What the task requires —
Read the listing below and copy out every line that holds "page".
+++ Records for the exercise +++
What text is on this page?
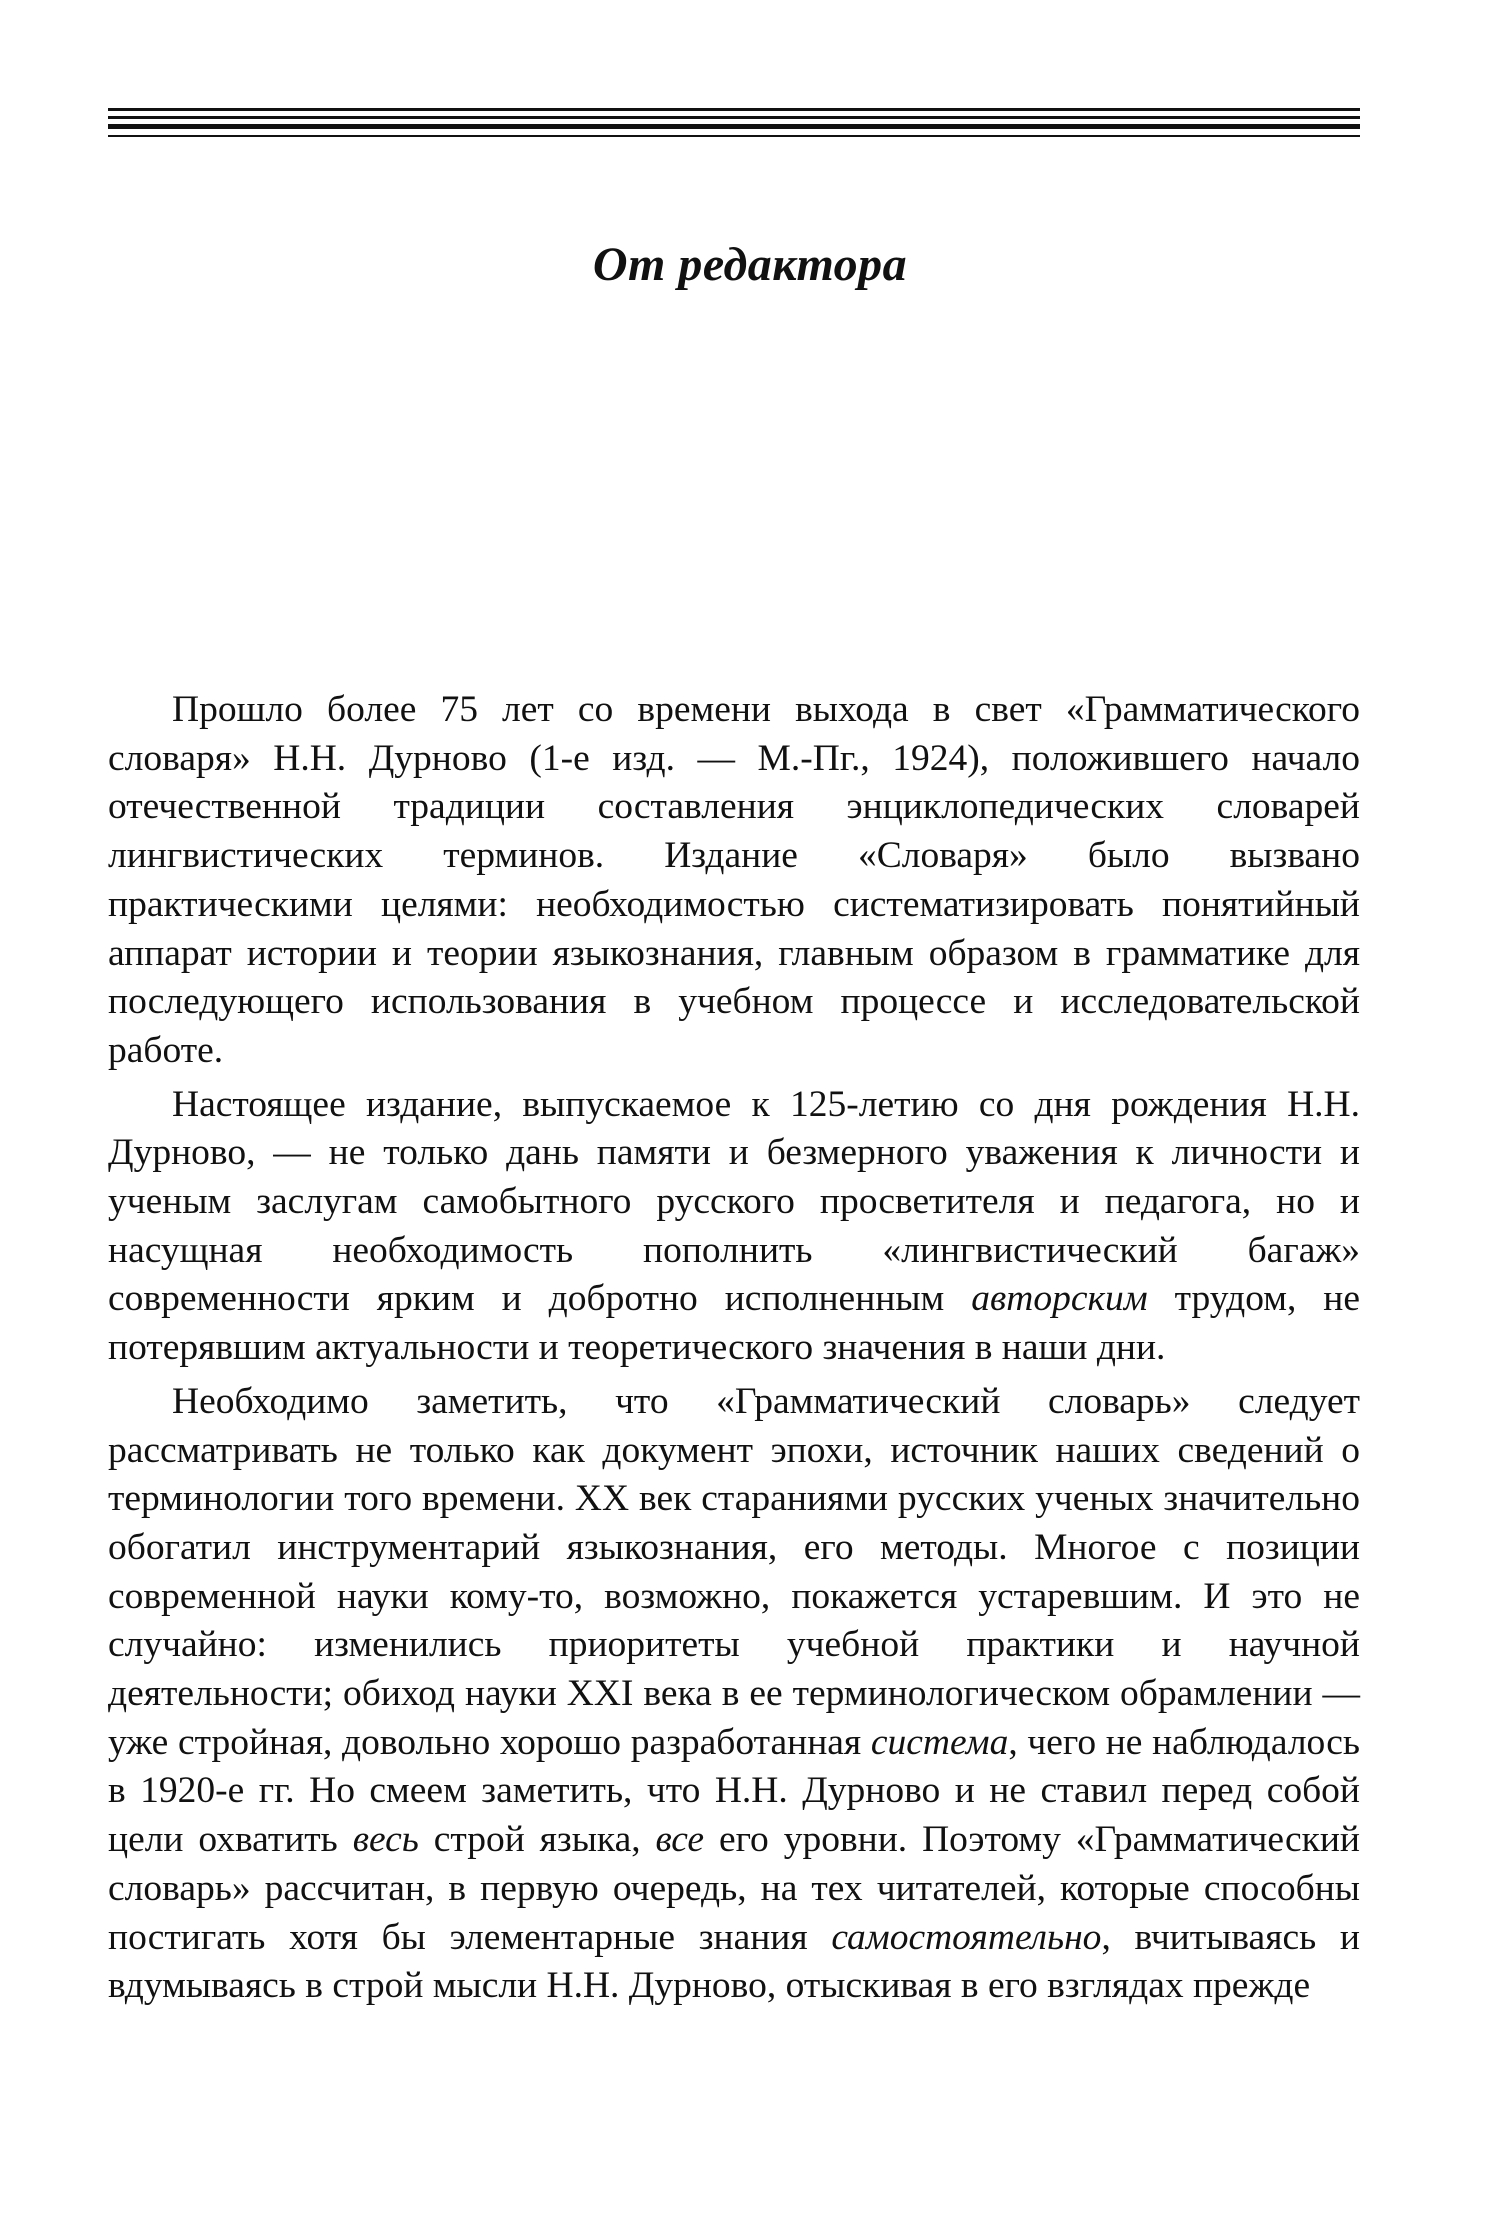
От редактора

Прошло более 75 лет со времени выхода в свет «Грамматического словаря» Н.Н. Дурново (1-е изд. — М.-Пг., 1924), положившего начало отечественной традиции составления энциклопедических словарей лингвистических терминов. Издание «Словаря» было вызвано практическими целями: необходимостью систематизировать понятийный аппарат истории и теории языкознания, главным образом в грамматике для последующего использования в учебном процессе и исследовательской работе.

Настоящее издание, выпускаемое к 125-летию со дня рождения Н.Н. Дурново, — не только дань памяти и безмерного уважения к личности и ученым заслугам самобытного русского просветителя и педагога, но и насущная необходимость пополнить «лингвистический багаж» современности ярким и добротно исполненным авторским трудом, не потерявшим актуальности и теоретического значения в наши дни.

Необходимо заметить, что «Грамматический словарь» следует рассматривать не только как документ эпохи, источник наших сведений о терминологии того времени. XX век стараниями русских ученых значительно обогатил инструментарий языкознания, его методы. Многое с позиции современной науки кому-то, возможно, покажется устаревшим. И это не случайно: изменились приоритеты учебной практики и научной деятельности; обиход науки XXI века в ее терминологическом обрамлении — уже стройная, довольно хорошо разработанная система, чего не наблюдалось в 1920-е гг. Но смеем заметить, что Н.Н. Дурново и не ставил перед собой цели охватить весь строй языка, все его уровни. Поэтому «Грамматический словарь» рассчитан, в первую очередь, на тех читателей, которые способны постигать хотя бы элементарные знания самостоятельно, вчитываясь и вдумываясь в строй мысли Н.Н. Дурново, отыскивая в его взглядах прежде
+++
+++ Records for the exercise +++
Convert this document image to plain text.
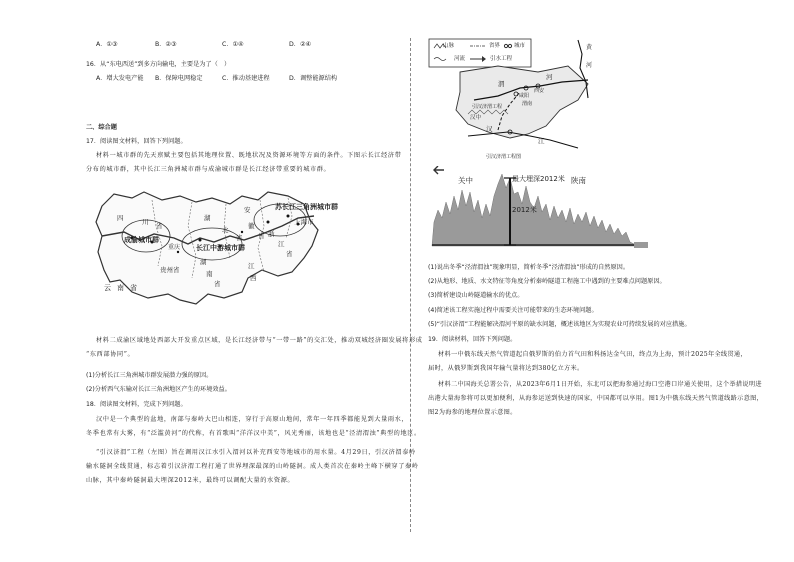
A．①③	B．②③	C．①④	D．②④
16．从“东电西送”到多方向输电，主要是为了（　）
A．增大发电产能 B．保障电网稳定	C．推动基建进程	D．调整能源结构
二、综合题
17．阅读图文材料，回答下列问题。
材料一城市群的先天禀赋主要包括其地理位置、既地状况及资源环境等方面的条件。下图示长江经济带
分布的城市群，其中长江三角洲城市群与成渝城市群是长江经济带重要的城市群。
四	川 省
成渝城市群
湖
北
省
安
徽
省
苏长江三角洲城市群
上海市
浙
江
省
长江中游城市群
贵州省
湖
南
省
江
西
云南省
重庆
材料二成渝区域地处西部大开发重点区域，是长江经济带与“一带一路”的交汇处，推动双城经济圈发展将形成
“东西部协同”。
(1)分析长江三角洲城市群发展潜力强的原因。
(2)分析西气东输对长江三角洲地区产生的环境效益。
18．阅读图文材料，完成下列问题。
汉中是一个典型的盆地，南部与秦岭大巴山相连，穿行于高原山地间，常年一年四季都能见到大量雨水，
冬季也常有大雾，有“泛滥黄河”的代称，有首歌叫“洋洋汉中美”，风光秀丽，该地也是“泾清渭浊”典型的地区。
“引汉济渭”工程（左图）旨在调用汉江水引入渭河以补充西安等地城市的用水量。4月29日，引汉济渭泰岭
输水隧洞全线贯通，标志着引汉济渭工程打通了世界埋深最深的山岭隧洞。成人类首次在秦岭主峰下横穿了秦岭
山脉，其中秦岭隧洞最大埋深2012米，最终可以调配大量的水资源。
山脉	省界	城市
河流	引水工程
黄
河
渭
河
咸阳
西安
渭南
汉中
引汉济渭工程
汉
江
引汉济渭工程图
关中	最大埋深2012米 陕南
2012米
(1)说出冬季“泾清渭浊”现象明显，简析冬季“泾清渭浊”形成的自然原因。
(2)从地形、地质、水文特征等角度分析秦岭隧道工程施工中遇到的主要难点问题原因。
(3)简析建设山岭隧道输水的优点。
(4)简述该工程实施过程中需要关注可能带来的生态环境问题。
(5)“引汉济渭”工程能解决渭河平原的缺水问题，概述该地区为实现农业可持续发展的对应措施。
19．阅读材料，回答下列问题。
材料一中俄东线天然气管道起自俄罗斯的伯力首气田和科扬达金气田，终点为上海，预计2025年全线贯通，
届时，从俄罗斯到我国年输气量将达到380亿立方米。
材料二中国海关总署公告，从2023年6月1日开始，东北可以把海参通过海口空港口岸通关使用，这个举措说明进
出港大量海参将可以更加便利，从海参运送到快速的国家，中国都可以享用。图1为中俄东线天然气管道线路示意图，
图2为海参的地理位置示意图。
+++
+++ Records for the exercise +++
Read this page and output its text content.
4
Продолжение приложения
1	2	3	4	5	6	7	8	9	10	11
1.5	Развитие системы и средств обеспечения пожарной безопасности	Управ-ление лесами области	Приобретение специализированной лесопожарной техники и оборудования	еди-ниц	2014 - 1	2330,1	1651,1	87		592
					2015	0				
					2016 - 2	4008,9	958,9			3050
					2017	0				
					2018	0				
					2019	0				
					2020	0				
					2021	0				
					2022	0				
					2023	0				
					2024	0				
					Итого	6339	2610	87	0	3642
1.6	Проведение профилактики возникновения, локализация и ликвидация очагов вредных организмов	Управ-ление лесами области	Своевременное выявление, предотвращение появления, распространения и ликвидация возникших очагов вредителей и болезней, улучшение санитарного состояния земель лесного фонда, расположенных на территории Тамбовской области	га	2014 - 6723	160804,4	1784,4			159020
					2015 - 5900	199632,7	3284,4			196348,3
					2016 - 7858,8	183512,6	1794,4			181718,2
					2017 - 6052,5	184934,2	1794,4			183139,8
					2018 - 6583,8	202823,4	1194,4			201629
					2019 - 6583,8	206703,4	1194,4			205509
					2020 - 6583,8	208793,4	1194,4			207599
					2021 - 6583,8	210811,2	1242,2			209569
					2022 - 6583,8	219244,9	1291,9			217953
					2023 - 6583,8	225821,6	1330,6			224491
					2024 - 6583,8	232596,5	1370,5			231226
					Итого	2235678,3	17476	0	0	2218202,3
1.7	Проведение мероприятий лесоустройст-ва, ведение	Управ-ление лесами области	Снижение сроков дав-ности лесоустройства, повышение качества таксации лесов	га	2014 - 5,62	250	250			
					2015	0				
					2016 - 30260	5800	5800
+++
Written solution —
What text is on this page?
Read this page and output its text content.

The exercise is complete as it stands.